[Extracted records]
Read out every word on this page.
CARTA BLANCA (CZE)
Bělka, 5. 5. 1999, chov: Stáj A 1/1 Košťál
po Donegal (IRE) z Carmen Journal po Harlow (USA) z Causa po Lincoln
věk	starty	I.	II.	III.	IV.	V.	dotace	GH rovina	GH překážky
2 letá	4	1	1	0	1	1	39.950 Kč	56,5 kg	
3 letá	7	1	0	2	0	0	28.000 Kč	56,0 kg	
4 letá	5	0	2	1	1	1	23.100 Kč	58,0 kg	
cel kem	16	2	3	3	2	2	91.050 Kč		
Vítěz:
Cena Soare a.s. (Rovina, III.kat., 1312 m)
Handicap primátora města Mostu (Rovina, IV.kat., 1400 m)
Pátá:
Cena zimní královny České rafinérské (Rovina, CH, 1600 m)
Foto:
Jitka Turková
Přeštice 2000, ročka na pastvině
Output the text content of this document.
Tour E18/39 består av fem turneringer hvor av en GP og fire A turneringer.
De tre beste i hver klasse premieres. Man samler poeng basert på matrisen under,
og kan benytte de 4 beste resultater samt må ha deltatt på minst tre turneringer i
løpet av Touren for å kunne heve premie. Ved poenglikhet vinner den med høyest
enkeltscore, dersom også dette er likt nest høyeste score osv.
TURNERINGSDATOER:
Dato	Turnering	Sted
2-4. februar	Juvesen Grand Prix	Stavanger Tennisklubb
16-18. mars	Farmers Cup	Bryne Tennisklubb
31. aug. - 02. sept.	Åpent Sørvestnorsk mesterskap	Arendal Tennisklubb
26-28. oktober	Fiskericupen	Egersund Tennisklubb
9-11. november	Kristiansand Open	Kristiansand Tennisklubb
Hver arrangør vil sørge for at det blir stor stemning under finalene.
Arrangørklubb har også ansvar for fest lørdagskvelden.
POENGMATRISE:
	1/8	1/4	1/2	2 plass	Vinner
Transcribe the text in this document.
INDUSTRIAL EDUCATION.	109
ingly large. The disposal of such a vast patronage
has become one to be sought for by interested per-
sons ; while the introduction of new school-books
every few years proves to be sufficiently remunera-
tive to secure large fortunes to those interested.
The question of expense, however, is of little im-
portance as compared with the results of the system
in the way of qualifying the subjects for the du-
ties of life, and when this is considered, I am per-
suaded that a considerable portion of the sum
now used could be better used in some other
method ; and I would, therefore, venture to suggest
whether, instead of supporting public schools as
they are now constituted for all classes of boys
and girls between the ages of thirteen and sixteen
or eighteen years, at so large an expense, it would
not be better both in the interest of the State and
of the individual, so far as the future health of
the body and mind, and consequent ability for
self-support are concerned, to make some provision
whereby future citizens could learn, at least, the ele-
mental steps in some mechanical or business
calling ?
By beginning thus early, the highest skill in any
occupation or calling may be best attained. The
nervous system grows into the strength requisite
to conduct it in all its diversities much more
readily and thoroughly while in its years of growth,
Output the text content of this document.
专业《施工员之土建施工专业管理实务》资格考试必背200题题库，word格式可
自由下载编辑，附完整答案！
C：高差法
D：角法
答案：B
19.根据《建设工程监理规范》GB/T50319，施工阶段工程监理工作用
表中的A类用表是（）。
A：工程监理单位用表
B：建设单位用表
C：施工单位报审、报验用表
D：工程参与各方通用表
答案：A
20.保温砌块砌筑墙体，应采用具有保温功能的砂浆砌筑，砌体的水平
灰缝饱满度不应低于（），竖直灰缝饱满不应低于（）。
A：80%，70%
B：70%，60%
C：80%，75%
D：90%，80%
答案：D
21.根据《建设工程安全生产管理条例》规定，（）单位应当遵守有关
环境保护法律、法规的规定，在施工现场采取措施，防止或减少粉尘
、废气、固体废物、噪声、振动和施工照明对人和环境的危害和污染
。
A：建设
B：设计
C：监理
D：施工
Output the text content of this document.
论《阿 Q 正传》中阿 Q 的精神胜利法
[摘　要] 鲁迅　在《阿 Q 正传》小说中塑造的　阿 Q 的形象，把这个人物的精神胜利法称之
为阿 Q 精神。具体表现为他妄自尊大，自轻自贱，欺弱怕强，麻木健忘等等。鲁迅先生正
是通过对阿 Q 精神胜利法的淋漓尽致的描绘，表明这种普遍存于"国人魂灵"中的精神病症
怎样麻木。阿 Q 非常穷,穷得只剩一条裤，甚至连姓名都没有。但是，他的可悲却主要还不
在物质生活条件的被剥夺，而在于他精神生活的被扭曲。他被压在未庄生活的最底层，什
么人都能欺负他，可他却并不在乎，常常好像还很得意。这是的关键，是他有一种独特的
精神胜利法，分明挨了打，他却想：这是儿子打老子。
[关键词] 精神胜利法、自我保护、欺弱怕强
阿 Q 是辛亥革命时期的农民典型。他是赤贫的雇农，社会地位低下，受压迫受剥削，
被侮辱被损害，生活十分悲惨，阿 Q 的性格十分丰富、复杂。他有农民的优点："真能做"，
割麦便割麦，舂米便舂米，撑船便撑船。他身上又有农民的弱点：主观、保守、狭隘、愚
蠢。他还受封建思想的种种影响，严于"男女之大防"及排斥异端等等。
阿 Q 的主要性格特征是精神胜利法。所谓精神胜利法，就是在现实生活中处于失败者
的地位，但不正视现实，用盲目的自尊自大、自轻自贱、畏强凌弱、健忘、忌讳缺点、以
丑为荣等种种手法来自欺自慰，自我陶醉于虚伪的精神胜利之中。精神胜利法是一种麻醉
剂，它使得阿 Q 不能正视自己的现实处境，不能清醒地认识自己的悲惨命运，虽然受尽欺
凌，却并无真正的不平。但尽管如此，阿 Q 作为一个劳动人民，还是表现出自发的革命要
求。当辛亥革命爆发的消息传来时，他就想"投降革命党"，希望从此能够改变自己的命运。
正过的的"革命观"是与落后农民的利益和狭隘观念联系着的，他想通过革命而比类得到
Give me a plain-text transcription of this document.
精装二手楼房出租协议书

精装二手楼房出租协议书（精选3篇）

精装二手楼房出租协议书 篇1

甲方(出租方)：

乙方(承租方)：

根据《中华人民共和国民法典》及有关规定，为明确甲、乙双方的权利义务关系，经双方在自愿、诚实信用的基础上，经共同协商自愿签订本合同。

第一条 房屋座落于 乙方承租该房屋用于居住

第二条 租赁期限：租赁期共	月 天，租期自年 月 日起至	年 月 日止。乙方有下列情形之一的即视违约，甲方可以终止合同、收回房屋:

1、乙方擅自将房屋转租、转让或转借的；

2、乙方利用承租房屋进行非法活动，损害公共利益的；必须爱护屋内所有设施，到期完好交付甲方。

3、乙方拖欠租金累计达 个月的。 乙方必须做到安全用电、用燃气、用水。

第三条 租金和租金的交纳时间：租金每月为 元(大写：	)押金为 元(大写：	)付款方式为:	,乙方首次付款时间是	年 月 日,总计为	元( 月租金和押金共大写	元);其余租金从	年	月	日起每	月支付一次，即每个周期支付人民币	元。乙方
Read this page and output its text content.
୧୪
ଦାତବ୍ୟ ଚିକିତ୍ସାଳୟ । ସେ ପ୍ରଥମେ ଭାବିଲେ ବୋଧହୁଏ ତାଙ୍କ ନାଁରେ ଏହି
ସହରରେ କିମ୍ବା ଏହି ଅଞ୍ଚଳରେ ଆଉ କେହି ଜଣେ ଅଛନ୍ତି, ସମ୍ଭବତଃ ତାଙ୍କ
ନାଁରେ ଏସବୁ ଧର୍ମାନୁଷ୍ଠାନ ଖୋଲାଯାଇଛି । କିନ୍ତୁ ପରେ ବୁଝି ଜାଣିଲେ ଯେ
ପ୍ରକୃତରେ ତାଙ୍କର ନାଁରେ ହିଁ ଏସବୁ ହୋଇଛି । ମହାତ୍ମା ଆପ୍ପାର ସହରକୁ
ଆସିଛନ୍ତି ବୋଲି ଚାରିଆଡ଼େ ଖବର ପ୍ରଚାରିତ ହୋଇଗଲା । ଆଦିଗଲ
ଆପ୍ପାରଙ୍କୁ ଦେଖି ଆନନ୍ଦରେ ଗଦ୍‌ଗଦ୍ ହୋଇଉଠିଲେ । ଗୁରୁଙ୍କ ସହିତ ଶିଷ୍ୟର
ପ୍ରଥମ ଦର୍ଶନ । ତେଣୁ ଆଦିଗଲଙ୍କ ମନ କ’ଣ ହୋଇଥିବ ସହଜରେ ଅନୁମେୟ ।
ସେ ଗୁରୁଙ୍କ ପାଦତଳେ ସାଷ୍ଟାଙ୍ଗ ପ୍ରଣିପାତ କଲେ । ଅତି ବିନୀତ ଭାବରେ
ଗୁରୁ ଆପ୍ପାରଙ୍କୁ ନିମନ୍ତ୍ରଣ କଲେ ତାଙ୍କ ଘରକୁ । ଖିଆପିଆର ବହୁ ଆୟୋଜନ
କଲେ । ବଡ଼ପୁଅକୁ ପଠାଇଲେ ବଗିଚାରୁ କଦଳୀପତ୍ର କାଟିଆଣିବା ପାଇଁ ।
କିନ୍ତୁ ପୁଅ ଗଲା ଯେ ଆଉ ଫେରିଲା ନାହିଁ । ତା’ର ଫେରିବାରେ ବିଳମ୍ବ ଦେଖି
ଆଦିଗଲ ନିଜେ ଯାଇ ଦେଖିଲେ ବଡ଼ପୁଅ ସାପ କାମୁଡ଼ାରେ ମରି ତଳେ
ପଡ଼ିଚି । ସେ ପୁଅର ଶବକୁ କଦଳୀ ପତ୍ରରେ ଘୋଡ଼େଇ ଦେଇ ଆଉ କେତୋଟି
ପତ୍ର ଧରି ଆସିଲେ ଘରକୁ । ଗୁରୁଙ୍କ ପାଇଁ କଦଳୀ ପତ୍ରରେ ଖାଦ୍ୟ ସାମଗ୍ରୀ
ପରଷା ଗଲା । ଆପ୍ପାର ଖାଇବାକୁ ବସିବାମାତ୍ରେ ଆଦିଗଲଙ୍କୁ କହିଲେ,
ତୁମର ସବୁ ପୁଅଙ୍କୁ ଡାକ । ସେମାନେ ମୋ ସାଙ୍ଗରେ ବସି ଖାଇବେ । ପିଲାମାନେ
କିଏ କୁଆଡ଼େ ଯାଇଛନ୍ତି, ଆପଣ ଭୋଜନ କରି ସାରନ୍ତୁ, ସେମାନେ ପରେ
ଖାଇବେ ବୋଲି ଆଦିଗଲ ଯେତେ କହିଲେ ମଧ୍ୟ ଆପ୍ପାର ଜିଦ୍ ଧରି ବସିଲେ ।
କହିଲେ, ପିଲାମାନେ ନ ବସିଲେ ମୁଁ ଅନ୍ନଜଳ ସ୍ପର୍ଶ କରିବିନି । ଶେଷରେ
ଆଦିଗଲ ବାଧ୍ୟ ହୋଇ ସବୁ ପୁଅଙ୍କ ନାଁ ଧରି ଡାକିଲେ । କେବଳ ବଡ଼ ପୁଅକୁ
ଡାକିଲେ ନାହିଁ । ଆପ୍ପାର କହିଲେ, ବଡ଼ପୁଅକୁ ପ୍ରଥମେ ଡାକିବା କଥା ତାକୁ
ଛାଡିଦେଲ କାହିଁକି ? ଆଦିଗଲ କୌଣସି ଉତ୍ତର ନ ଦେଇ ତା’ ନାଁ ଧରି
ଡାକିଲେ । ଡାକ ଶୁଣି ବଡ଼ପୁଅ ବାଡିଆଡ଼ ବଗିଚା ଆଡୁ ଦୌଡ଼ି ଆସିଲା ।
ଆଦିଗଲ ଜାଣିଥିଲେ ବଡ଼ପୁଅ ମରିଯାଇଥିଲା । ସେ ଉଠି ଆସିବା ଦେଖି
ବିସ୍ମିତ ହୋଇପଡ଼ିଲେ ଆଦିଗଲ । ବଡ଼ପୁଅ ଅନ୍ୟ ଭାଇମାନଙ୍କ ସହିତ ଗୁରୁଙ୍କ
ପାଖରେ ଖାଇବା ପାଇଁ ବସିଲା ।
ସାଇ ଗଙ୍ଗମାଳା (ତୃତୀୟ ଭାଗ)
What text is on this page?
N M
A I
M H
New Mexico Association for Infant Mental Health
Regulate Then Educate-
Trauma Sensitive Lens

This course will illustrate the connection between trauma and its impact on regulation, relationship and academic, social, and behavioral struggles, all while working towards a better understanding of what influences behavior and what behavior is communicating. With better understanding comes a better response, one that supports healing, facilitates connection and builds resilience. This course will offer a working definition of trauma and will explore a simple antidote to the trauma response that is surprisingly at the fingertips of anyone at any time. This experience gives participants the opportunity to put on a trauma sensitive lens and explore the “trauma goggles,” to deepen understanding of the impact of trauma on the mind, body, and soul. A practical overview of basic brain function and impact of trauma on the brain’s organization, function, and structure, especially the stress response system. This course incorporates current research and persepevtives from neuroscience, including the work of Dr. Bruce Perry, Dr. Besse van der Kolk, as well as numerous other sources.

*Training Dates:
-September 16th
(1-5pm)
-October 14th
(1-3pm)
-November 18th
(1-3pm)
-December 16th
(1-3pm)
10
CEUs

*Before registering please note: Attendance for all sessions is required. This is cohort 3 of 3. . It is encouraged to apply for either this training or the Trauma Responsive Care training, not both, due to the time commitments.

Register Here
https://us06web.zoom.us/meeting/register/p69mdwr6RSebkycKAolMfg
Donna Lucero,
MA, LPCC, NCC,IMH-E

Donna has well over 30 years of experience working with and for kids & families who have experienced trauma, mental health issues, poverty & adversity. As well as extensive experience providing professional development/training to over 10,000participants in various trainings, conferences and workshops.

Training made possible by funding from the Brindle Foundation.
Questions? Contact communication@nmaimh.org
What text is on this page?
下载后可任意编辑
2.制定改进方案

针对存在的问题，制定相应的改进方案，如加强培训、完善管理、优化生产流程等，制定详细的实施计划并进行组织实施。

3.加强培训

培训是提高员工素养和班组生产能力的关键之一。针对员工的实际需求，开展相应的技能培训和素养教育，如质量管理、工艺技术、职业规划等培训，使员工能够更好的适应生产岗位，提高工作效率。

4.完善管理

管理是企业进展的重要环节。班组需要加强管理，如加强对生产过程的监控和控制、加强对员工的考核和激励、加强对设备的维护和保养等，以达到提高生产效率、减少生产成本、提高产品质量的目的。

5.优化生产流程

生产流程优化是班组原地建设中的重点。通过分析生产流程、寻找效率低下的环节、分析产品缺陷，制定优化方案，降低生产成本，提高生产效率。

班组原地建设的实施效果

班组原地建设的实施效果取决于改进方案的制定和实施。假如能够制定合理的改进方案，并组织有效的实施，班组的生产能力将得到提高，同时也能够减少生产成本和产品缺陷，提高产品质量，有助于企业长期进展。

**Description of the task**: Search the records for the word "better". Copy every line that has it.

**Written response**:
now used could be better used in some other
not be better both in the interest of the State and
This course will illustrate the connection between trauma and its impact on regulation, relationship and academic, social, and behavioral struggles, all while working towards a better understanding of what influences behavior and what behavior is communicating. With better understanding comes a better response, one that supports healing, facilitates connection and builds resilience. This course will offer a working definition of trauma and will explore a simple antidote to the trauma response that is surprisingly at the fingertips of anyone at any time. This experience gives participants the opportunity to put on a trauma sensitive lens and explore the “trauma goggles,” to deepen understanding of the impact of trauma on the mind, body, and soul. A practical overview of basic brain function and impact of trauma on the brain’s organization, function, and structure, especially the stress response system. This course incorporates current research and persepevtives from neuroscience, including the work of Dr. Bruce Perry, Dr. Besse van der Kolk, as well as numerous other sources.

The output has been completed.